- _PROBLEM TO WORK ON_
Repeat the following lines exactly and nothing else: the line containing "Serialize everything readable" and each line after it through the end of the listing.

* * * * *

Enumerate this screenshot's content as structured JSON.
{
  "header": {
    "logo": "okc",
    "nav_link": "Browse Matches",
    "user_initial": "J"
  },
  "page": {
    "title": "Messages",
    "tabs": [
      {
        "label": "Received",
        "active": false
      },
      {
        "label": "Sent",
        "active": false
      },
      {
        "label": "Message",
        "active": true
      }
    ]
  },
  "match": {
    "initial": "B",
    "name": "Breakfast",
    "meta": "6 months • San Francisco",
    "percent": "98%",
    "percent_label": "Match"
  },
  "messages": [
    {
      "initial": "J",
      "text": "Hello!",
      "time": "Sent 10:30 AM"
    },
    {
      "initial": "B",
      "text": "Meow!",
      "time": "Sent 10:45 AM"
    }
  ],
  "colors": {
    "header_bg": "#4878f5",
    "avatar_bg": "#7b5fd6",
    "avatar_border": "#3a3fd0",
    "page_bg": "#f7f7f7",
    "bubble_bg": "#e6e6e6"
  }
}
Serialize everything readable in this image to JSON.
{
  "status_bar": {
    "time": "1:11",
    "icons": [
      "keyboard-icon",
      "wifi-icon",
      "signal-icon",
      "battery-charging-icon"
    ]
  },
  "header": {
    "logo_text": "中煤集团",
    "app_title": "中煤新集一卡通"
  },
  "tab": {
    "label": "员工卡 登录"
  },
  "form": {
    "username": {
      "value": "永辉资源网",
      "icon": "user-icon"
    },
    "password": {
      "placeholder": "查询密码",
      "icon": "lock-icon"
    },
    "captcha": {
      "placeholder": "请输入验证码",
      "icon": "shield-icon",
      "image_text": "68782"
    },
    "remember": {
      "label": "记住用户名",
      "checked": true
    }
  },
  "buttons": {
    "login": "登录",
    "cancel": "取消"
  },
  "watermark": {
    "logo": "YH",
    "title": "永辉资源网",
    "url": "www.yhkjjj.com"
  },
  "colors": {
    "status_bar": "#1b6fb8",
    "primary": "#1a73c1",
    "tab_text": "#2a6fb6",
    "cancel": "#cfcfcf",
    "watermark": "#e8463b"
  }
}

* * * * *

- _OUTPUT OF THE EXERCISE_
Serialize everything readable in this image to JSON.
{
  "status_bar": {
    "time": "1:11",
    "icons": [
      "keyboard-icon",
      "wifi-icon",
      "signal-icon",
      "battery-charging-icon"
    ]
  },
  "header": {
    "logo_text": "中煤集团",
    "app_title": "中煤新集一卡通"
  },
  "tab": {
    "label": "员工卡 登录"
  },
  "form": {
    "username": {
      "value": "永辉资源网",
      "icon": "user-icon"
    },
    "password": {
      "placeholder": "查询密码",
      "icon": "lock-icon"
    },
    "captcha": {
      "placeholder": "请输入验证码",
      "icon": "shield-icon",
      "image_text": "68782"
    },
    "remember": {
      "label": "记住用户名",
      "checked": true
    }
  },
  "buttons": {
    "login": "登录",
    "cancel": "取消"
  },
  "watermark": {
    "logo": "YH",
    "title": "永辉资源网",
    "url": "www.yhkjjj.com"
  },
  "colors": {
    "status_bar": "#1b6fb8",
    "primary": "#1a73c1",
    "tab_text": "#2a6fb6",
    "cancel": "#cfcfcf",
    "watermark": "#e8463b"
  }
}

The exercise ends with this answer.